◆ **SHORT PROBLEM**:
Copy the material below, switching every "candle-body" to "candle" and changing nothing else. Leave the pictures out of your copy.

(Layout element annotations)
[Begin]

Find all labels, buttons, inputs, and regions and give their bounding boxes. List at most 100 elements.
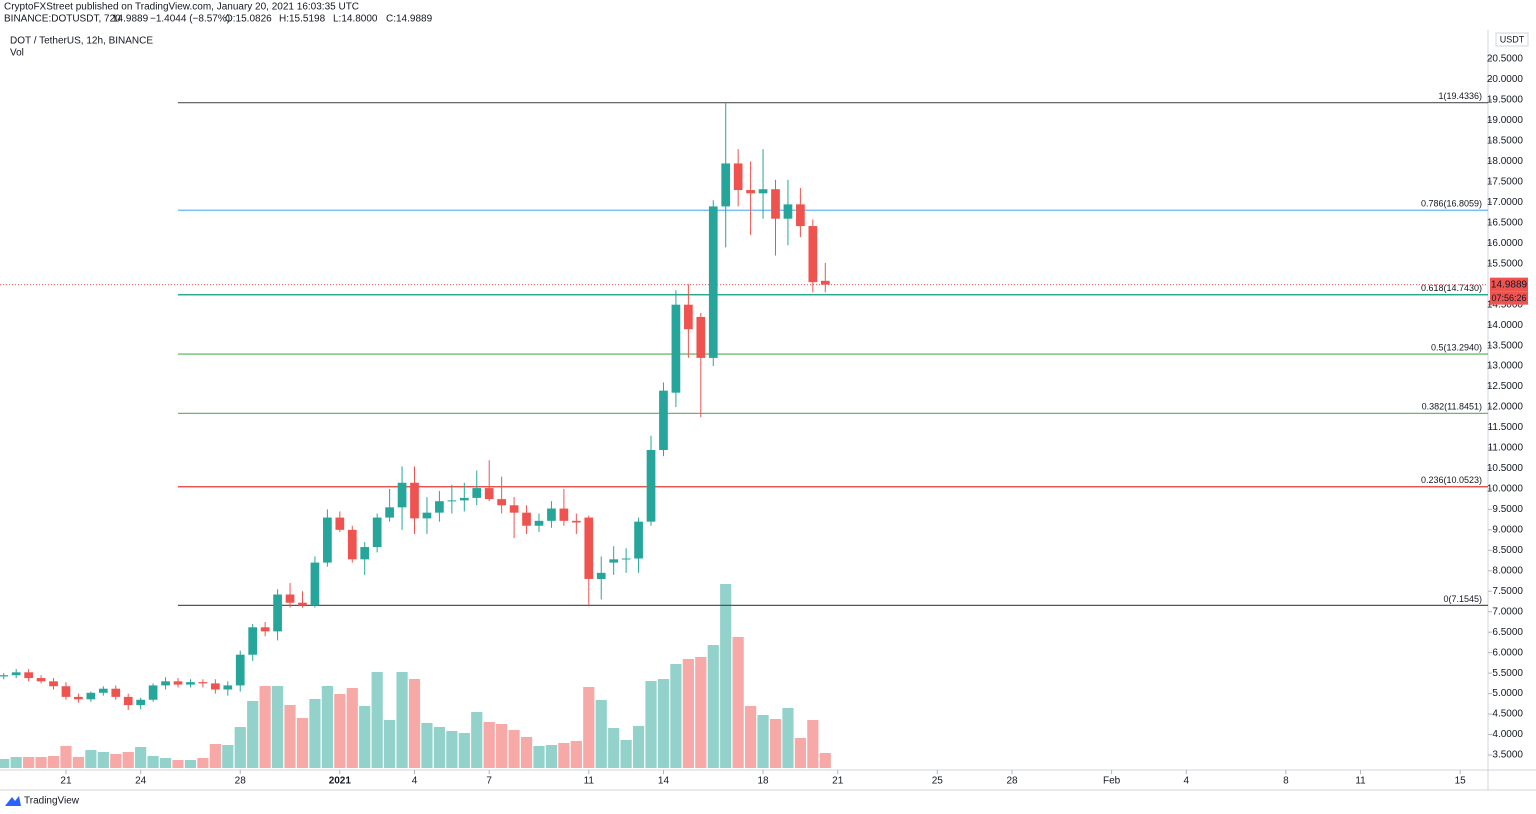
open: O:15.0826 [225, 14, 272, 25]
y-tick-label: 17.0000 [1487, 197, 1524, 208]
candle-body [372, 517, 382, 548]
volume-bar [745, 706, 757, 768]
volume-bar [471, 712, 483, 768]
volume-bar [595, 700, 607, 768]
candle-body [621, 558, 631, 560]
change: −1.4044 (−8.57%) [150, 14, 230, 25]
candle-body [547, 508, 556, 521]
y-tick-label: 3.5000 [1492, 750, 1523, 761]
unit-box [1495, 32, 1529, 47]
candle-body [273, 594, 282, 632]
candle-body [347, 529, 357, 560]
volume-bar [346, 688, 358, 768]
volume-bar [707, 645, 719, 768]
volume-bar [483, 722, 495, 768]
tradingview-logo: TradingView [5, 796, 80, 807]
x-tick-label: 21 [832, 776, 844, 787]
y-tick-label: 16.0000 [1487, 238, 1524, 249]
candle-body [223, 685, 233, 690]
volume-bar [222, 745, 234, 768]
candle-body [435, 501, 444, 513]
candle-body [173, 681, 183, 685]
candle-body [36, 678, 46, 682]
candle-body [248, 627, 258, 655]
y-tick-label: 17.5000 [1487, 176, 1524, 187]
volume-bar [682, 659, 694, 768]
candle-body [559, 508, 569, 521]
volume-bar [520, 737, 533, 768]
candle-body [721, 163, 731, 207]
volume-bar [558, 743, 570, 768]
brand: TradingView [24, 796, 80, 807]
low: L:14.8000 [333, 14, 378, 25]
volume-bar [184, 760, 197, 768]
volume-bar [421, 723, 433, 768]
candle-body [497, 499, 507, 506]
y-tick-label: 7.0000 [1492, 606, 1523, 617]
unit: USDT [1500, 34, 1525, 44]
x-tick-label: 28 [235, 776, 247, 787]
volume-bar [782, 708, 794, 768]
candle-body [123, 696, 133, 706]
volume-bar [570, 741, 582, 768]
y-tick-label: 11.5000 [1488, 422, 1524, 433]
y-tick-label: 11.0000 [1488, 443, 1524, 454]
fib-label: 0.382(11.8451) [1422, 402, 1482, 412]
volume-bar [334, 694, 346, 768]
last-price-label: 14.9889 [1491, 279, 1528, 290]
volume-bar [259, 686, 271, 768]
y-tick-label: 5.0000 [1492, 688, 1523, 699]
volume-bar [620, 740, 632, 768]
y-tick-label: 13.0000 [1487, 361, 1524, 372]
candle-body [571, 520, 581, 523]
countdown-box [1490, 291, 1528, 305]
fib-label: 0.618(14.7430) [1421, 283, 1482, 293]
candle-body [671, 304, 681, 393]
y-tick-label: 4.0000 [1492, 729, 1523, 740]
volume-bar [72, 757, 85, 768]
volume-bar [545, 745, 558, 768]
candle-body [385, 507, 394, 518]
volume-bar [122, 752, 134, 768]
symbol: BINANCE:DOTUSDT, 720 [4, 14, 121, 25]
x-tick-label: 7 [486, 776, 492, 787]
volume-bar [769, 719, 782, 768]
volume-bar [10, 757, 22, 768]
last: 14.9889 [112, 14, 149, 25]
volume-bar [583, 687, 595, 768]
y-tick-label: 4.5000 [1492, 709, 1523, 720]
candle-body [509, 505, 519, 513]
candle-body [323, 517, 332, 563]
chart-title: DOT / TetherUS, 12h, BINANCE [10, 36, 153, 47]
y-tick-label: 14.5000 [1487, 299, 1524, 310]
candle-body [235, 654, 245, 686]
volume-bar [384, 720, 396, 768]
candle-body [808, 226, 818, 283]
y-tick-label: 12.0000 [1487, 402, 1524, 413]
candle-body [820, 280, 830, 285]
y-tick-label: 9.5000 [1492, 504, 1523, 515]
volume-bar [794, 738, 806, 768]
y-tick-label: 10.0000 [1487, 484, 1524, 495]
candle-body [61, 686, 71, 697]
volume-bar [819, 753, 831, 768]
volume-label: Vol [10, 48, 24, 59]
y-tick-label: 6.5000 [1492, 627, 1523, 638]
x-tick-label: 4 [1183, 776, 1189, 787]
candle-body [684, 304, 693, 330]
candle-body [86, 692, 96, 700]
publisher: CryptoFXStreet published on TradingView.… [4, 2, 359, 13]
candle-body [659, 390, 668, 451]
x-tick-label: 2021 [329, 776, 352, 787]
candle-body [285, 594, 295, 603]
volume-bar [408, 679, 421, 768]
candle-body [472, 488, 482, 498]
x-tick-label: 15 [1455, 776, 1467, 787]
candle-body [397, 482, 407, 508]
close: C:14.9889 [386, 14, 433, 25]
candle-body [198, 682, 208, 684]
candle-body [771, 189, 780, 219]
candle-body [758, 189, 768, 194]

[End]

◆ **ANSWER FOR THE TASK**:
Find all labels, buttons, inputs, and regions and give their bounding boxes. List at most 100 elements.
open: O:15.0826 [225, 14, 272, 25]
y-tick-label: 17.0000 [1487, 197, 1524, 208]
candle [372, 517, 382, 548]
volume-bar [745, 706, 757, 768]
volume-bar [471, 712, 483, 768]
volume-bar [595, 700, 607, 768]
candle [621, 558, 631, 560]
change: −1.4044 (−8.57%) [150, 14, 230, 25]
candle [547, 508, 556, 521]
y-tick-label: 3.5000 [1492, 750, 1523, 761]
unit-box [1495, 32, 1529, 47]
candle [273, 594, 282, 632]
candle [347, 529, 357, 560]
volume-bar [346, 688, 358, 768]
volume-bar [707, 645, 719, 768]
volume-bar [483, 722, 495, 768]
tradingview-logo: TradingView [5, 796, 80, 807]
x-tick-label: 21 [832, 776, 844, 787]
y-tick-label: 16.0000 [1487, 238, 1524, 249]
candle [223, 685, 233, 690]
volume-bar [222, 745, 234, 768]
candle [435, 501, 444, 513]
candle [173, 681, 183, 685]
candle [36, 678, 46, 682]
candle [248, 627, 258, 655]
y-tick-label: 17.5000 [1487, 176, 1524, 187]
volume-bar [682, 659, 694, 768]
candle [559, 508, 569, 521]
volume-bar [520, 737, 533, 768]
candle [721, 163, 731, 207]
volume-bar [558, 743, 570, 768]
brand: TradingView [24, 796, 80, 807]
low: L:14.8000 [333, 14, 378, 25]
volume-bar [184, 760, 197, 768]
volume-bar [421, 723, 433, 768]
candle [497, 499, 507, 506]
y-tick-label: 7.0000 [1492, 606, 1523, 617]
unit: USDT [1500, 34, 1525, 44]
x-tick-label: 28 [235, 776, 247, 787]
volume-bar [782, 708, 794, 768]
candle [123, 696, 133, 706]
volume-bar [570, 741, 582, 768]
y-tick-label: 11.5000 [1488, 422, 1524, 433]
y-tick-label: 11.0000 [1488, 443, 1524, 454]
fib-label: 0.382(11.8451) [1422, 402, 1482, 412]
volume-bar [334, 694, 346, 768]
last-price-label: 14.9889 [1491, 279, 1528, 290]
volume-bar [259, 686, 271, 768]
y-tick-label: 5.0000 [1492, 688, 1523, 699]
volume-bar [620, 740, 632, 768]
y-tick-label: 13.0000 [1487, 361, 1524, 372]
candle [571, 520, 581, 523]
countdown-box [1490, 291, 1528, 305]
fib-label: 0.618(14.7430) [1421, 283, 1482, 293]
candle [671, 304, 681, 393]
y-tick-label: 4.0000 [1492, 729, 1523, 740]
volume-bar [72, 757, 85, 768]
volume-bar [545, 745, 558, 768]
candle [385, 507, 394, 518]
volume-bar [122, 752, 134, 768]
symbol: BINANCE:DOTUSDT, 720 [4, 14, 121, 25]
x-tick-label: 7 [486, 776, 492, 787]
volume-bar [769, 719, 782, 768]
volume-bar [10, 757, 22, 768]
last: 14.9889 [112, 14, 149, 25]
volume-bar [583, 687, 595, 768]
y-tick-label: 4.5000 [1492, 709, 1523, 720]
candle [509, 505, 519, 513]
candle [323, 517, 332, 563]
chart-title: DOT / TetherUS, 12h, BINANCE [10, 36, 153, 47]
y-tick-label: 14.5000 [1487, 299, 1524, 310]
candle [235, 654, 245, 686]
volume-bar [384, 720, 396, 768]
candle [808, 226, 818, 283]
y-tick-label: 12.0000 [1487, 402, 1524, 413]
candle [820, 280, 830, 285]
y-tick-label: 9.5000 [1492, 504, 1523, 515]
volume-bar [794, 738, 806, 768]
y-tick-label: 10.0000 [1487, 484, 1524, 495]
candle [61, 686, 71, 697]
volume-bar [819, 753, 831, 768]
volume-label: Vol [10, 48, 24, 59]
y-tick-label: 6.5000 [1492, 627, 1523, 638]
x-tick-label: 4 [1183, 776, 1189, 787]
candle [684, 304, 693, 330]
candle [86, 692, 96, 700]
publisher: CryptoFXStreet published on TradingView.… [4, 2, 359, 13]
candle [659, 390, 668, 451]
x-tick-label: 2021 [329, 776, 352, 787]
candle [285, 594, 295, 603]
volume-bar [408, 679, 421, 768]
candle [472, 488, 482, 498]
x-tick-label: 15 [1455, 776, 1467, 787]
candle [397, 482, 407, 508]
close: C:14.9889 [386, 14, 433, 25]
candle [198, 682, 208, 684]
candle [771, 189, 780, 219]
candle [758, 189, 768, 194]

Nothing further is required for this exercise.